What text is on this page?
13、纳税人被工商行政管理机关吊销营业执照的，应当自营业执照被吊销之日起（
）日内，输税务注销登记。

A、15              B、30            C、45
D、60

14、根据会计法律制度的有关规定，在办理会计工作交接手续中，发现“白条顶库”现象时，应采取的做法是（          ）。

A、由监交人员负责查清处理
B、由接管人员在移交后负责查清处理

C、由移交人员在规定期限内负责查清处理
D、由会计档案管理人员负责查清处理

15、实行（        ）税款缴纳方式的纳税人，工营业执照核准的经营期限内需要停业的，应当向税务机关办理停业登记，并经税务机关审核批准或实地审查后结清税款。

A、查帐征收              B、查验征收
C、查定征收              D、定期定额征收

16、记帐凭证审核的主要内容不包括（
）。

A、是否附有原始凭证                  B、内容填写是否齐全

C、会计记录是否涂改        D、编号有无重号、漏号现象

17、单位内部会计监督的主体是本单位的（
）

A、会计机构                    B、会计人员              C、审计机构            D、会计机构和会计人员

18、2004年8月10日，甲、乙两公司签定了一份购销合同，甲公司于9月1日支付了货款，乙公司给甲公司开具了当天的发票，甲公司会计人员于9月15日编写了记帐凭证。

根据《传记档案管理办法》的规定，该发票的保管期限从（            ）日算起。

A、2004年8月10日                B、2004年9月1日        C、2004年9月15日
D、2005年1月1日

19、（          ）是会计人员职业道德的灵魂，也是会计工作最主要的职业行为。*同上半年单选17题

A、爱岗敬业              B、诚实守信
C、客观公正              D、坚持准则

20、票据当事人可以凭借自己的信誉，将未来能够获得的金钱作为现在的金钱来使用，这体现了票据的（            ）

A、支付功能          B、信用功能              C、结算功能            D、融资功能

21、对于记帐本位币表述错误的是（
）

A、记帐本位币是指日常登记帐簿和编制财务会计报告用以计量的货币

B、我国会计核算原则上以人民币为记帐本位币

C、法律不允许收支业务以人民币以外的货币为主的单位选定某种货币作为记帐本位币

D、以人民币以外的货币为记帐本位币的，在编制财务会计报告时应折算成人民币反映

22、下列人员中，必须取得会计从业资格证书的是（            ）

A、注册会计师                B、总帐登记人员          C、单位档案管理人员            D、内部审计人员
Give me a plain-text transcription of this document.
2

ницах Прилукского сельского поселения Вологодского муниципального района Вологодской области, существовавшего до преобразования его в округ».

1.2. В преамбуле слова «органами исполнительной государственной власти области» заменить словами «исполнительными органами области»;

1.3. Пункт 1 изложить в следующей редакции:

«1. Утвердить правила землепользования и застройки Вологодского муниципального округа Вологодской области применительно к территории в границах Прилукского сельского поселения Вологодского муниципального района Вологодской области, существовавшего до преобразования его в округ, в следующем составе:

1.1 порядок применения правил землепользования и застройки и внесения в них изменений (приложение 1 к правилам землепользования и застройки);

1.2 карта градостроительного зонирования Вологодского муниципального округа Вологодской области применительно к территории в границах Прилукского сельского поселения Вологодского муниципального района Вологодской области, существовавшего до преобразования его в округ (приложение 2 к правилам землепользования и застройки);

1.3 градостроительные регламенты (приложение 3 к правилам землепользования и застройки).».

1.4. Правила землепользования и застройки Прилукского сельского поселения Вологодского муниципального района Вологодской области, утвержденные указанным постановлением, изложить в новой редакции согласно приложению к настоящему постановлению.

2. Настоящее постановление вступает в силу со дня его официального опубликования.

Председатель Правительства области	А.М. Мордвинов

═══

__AIM__
Output all records verbatim.

__RESULT OF THIS TASK__
What text is on this page?
13、纳税人被工商行政管理机关吊销营业执照的，应当自营业执照被吊销之日起（
）日内，输税务注销登记。

A、15              B、30            C、45
D、60

14、根据会计法律制度的有关规定，在办理会计工作交接手续中，发现“白条顶库”现象时，应采取的做法是（          ）。

A、由监交人员负责查清处理
B、由接管人员在移交后负责查清处理

C、由移交人员在规定期限内负责查清处理
D、由会计档案管理人员负责查清处理

15、实行（        ）税款缴纳方式的纳税人，工营业执照核准的经营期限内需要停业的，应当向税务机关办理停业登记，并经税务机关审核批准或实地审查后结清税款。

A、查帐征收              B、查验征收
C、查定征收              D、定期定额征收

16、记帐凭证审核的主要内容不包括（
）。

A、是否附有原始凭证                  B、内容填写是否齐全

C、会计记录是否涂改        D、编号有无重号、漏号现象

17、单位内部会计监督的主体是本单位的（
）

A、会计机构                    B、会计人员              C、审计机构            D、会计机构和会计人员

18、2004年8月10日，甲、乙两公司签定了一份购销合同，甲公司于9月1日支付了货款，乙公司给甲公司开具了当天的发票，甲公司会计人员于9月15日编写了记帐凭证。

根据《传记档案管理办法》的规定，该发票的保管期限从（            ）日算起。

A、2004年8月10日                B、2004年9月1日        C、2004年9月15日
D、2005年1月1日

19、（          ）是会计人员职业道德的灵魂，也是会计工作最主要的职业行为。*同上半年单选17题

A、爱岗敬业              B、诚实守信
C、客观公正              D、坚持准则

20、票据当事人可以凭借自己的信誉，将未来能够获得的金钱作为现在的金钱来使用，这体现了票据的（            ）

A、支付功能          B、信用功能              C、结算功能            D、融资功能

21、对于记帐本位币表述错误的是（
）

A、记帐本位币是指日常登记帐簿和编制财务会计报告用以计量的货币

B、我国会计核算原则上以人民币为记帐本位币

C、法律不允许收支业务以人民币以外的货币为主的单位选定某种货币作为记帐本位币

D、以人民币以外的货币为记帐本位币的，在编制财务会计报告时应折算成人民币反映

22、下列人员中，必须取得会计从业资格证书的是（            ）

A、注册会计师                B、总帐登记人员          C、单位档案管理人员            D、内部审计人员
Give me a plain-text transcription of this document.
2

ницах Прилукского сельского поселения Вологодского муниципального района Вологодской области, существовавшего до преобразования его в округ».

1.2. В преамбуле слова «органами исполнительной государственной власти области» заменить словами «исполнительными органами области»;

1.3. Пункт 1 изложить в следующей редакции:

«1. Утвердить правила землепользования и застройки Вологодского муниципального округа Вологодской области применительно к территории в границах Прилукского сельского поселения Вологодского муниципального района Вологодской области, существовавшего до преобразования его в округ, в следующем составе:

1.1 порядок применения правил землепользования и застройки и внесения в них изменений (приложение 1 к правилам землепользования и застройки);

1.2 карта градостроительного зонирования Вологодского муниципального округа Вологодской области применительно к территории в границах Прилукского сельского поселения Вологодского муниципального района Вологодской области, существовавшего до преобразования его в округ (приложение 2 к правилам землепользования и застройки);

1.3 градостроительные регламенты (приложение 3 к правилам землепользования и застройки).».

1.4. Правила землепользования и застройки Прилукского сельского поселения Вологодского муниципального района Вологодской области, утвержденные указанным постановлением, изложить в новой редакции согласно приложению к настоящему постановлению.

2. Настоящее постановление вступает в силу со дня его официального опубликования.

Председатель Правительства области	А.М. Мордвинов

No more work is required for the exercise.